§ DATA FOR THIS TASK:
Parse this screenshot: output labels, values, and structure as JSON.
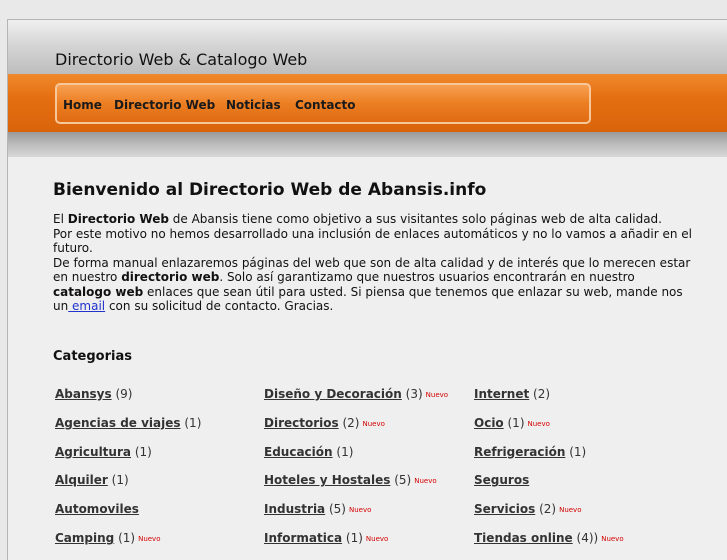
{
  "site": {
    "title": "Directorio Web & Catalogo Web"
  },
  "nav": [
    "Home",
    "Directorio Web",
    "Noticias",
    "Contacto"
  ],
  "welcome": {
    "heading": "Bienvenido al Directorio Web de Abansis.info",
    "p1_a": "El ",
    "p1_b": "Directorio Web",
    "p1_c": " de Abansis tiene como objetivo a sus visitantes solo páginas web de alta calidad.",
    "p2": "Por este motivo no hemos desarrollado una inclusión de enlaces automáticos y no lo vamos a añadir en el futuro.",
    "p3_a": "De forma manual enlazaremos páginas del web que son de alta calidad y de interés que lo merecen estar en nuestro ",
    "p3_b": "directorio web",
    "p3_c": ". Solo así garantizamo que nuestros usuarios encontrarán en nuestro ",
    "p3_d": "catalogo web",
    "p3_e": " enlaces que sean útil para usted. Si piensa que tenemos que enlazar su web, mande nos un",
    "email_link": " email",
    "p3_f": " con su solicitud de contacto. Gracias."
  },
  "categories": {
    "heading": "Categorias",
    "new_label": "Nuevo",
    "columns": [
      [
        {
          "name": "Abansys",
          "count": "(9)",
          "nuevo": false
        },
        {
          "name": "Agencias de viajes",
          "count": "(1)",
          "nuevo": false
        },
        {
          "name": "Agricultura",
          "count": "(1)",
          "nuevo": false
        },
        {
          "name": "Alquiler",
          "count": "(1)",
          "nuevo": false
        },
        {
          "name": "Automoviles",
          "count": "",
          "nuevo": false
        },
        {
          "name": "Camping",
          "count": "(1)",
          "nuevo": true
        }
      ],
      [
        {
          "name": "Diseño y Decoración",
          "count": "(3)",
          "nuevo": true
        },
        {
          "name": "Directorios",
          "count": "(2)",
          "nuevo": true
        },
        {
          "name": "Educación",
          "count": "(1)",
          "nuevo": false
        },
        {
          "name": "Hoteles y Hostales",
          "count": "(5)",
          "nuevo": true
        },
        {
          "name": "Industria",
          "count": "(5)",
          "nuevo": true
        },
        {
          "name": "Informatica",
          "count": "(1)",
          "nuevo": true
        }
      ],
      [
        {
          "name": "Internet",
          "count": "(2)",
          "nuevo": false
        },
        {
          "name": "Ocio",
          "count": "(1)",
          "nuevo": true
        },
        {
          "name": "Refrigeración",
          "count": "(1)",
          "nuevo": false
        },
        {
          "name": "Seguros",
          "count": "",
          "nuevo": false
        },
        {
          "name": "Servicios",
          "count": "(2)",
          "nuevo": true
        },
        {
          "name": "Tiendas online",
          "count": "(4))",
          "nuevo": true
        }
      ]
    ]
  }
}
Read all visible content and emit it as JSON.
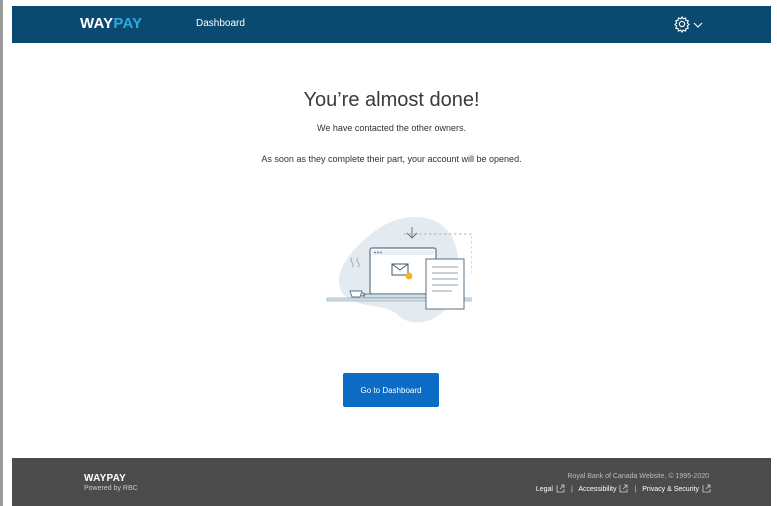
{
  "header": {
    "logo_way": "WAY",
    "logo_pay": "PAY",
    "nav_dashboard": "Dashboard",
    "settings_icon": "gear-icon",
    "chevron_icon": "chevron-down-icon"
  },
  "main": {
    "title": "You’re almost done!",
    "subtitle": "We have contacted the other owners.",
    "message": "As soon as they complete their part, your account will be opened.",
    "illustration_icon": "laptop-email-document-illustration",
    "cta_label": "Go to Dashboard"
  },
  "footer": {
    "logo": "WAYPAY",
    "powered_by": "Powered by RBC",
    "copyright": "Royal Bank of Canada Website, © 1995-2020",
    "links": [
      "Legal",
      "Accessibility",
      "Privacy & Security"
    ],
    "separator": "|",
    "external_icon": "external-link-icon"
  },
  "colors": {
    "header_bg": "#0b4a70",
    "logo_accent": "#2fa9e0",
    "primary_button": "#0b6bc5",
    "footer_bg": "#4b4b4b"
  }
}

§ TASK: Images do not belong in the copy; reproduce all other parts of the records above verbatim.

§ OUTPUT FOR THIS TASK:
Parse this screenshot: output labels, values, and structure as JSON.
{
  "site": {
    "title": "Directorio Web & Catalogo Web"
  },
  "nav": [
    "Home",
    "Directorio Web",
    "Noticias",
    "Contacto"
  ],
  "welcome": {
    "heading": "Bienvenido al Directorio Web de Abansis.info",
    "p1_a": "El ",
    "p1_b": "Directorio Web",
    "p1_c": " de Abansis tiene como objetivo a sus visitantes solo páginas web de alta calidad.",
    "p2": "Por este motivo no hemos desarrollado una inclusión de enlaces automáticos y no lo vamos a añadir en el futuro.",
    "p3_a": "De forma manual enlazaremos páginas del web que son de alta calidad y de interés que lo merecen estar en nuestro ",
    "p3_b": "directorio web",
    "p3_c": ". Solo así garantizamo que nuestros usuarios encontrarán en nuestro ",
    "p3_d": "catalogo web",
    "p3_e": " enlaces que sean útil para usted. Si piensa que tenemos que enlazar su web, mande nos un",
    "email_link": " email",
    "p3_f": " con su solicitud de contacto. Gracias."
  },
  "categories": {
    "heading": "Categorias",
    "new_label": "Nuevo",
    "columns": [
      [
        {
          "name": "Abansys",
          "count": "(9)",
          "nuevo": false
        },
        {
          "name": "Agencias de viajes",
          "count": "(1)",
          "nuevo": false
        },
        {
          "name": "Agricultura",
          "count": "(1)",
          "nuevo": false
        },
        {
          "name": "Alquiler",
          "count": "(1)",
          "nuevo": false
        },
        {
          "name": "Automoviles",
          "count": "",
          "nuevo": false
        },
        {
          "name": "Camping",
          "count": "(1)",
          "nuevo": true
        }
      ],
      [
        {
          "name": "Diseño y Decoración",
          "count": "(3)",
          "nuevo": true
        },
        {
          "name": "Directorios",
          "count": "(2)",
          "nuevo": true
        },
        {
          "name": "Educación",
          "count": "(1)",
          "nuevo": false
        },
        {
          "name": "Hoteles y Hostales",
          "count": "(5)",
          "nuevo": true
        },
        {
          "name": "Industria",
          "count": "(5)",
          "nuevo": true
        },
        {
          "name": "Informatica",
          "count": "(1)",
          "nuevo": true
        }
      ],
      [
        {
          "name": "Internet",
          "count": "(2)",
          "nuevo": false
        },
        {
          "name": "Ocio",
          "count": "(1)",
          "nuevo": true
        },
        {
          "name": "Refrigeración",
          "count": "(1)",
          "nuevo": false
        },
        {
          "name": "Seguros",
          "count": "",
          "nuevo": false
        },
        {
          "name": "Servicios",
          "count": "(2)",
          "nuevo": true
        },
        {
          "name": "Tiendas online",
          "count": "(4))",
          "nuevo": true
        }
      ]
    ]
  }
}
Read all visible content and emit it as JSON.
{
  "header": {
    "logo_way": "WAY",
    "logo_pay": "PAY",
    "nav_dashboard": "Dashboard",
    "settings_icon": "gear-icon",
    "chevron_icon": "chevron-down-icon"
  },
  "main": {
    "title": "You’re almost done!",
    "subtitle": "We have contacted the other owners.",
    "message": "As soon as they complete their part, your account will be opened.",
    "illustration_icon": "laptop-email-document-illustration",
    "cta_label": "Go to Dashboard"
  },
  "footer": {
    "logo": "WAYPAY",
    "powered_by": "Powered by RBC",
    "copyright": "Royal Bank of Canada Website, © 1995-2020",
    "links": [
      "Legal",
      "Accessibility",
      "Privacy & Security"
    ],
    "separator": "|",
    "external_icon": "external-link-icon"
  },
  "colors": {
    "header_bg": "#0b4a70",
    "logo_accent": "#2fa9e0",
    "primary_button": "#0b6bc5",
    "footer_bg": "#4b4b4b"
  }
}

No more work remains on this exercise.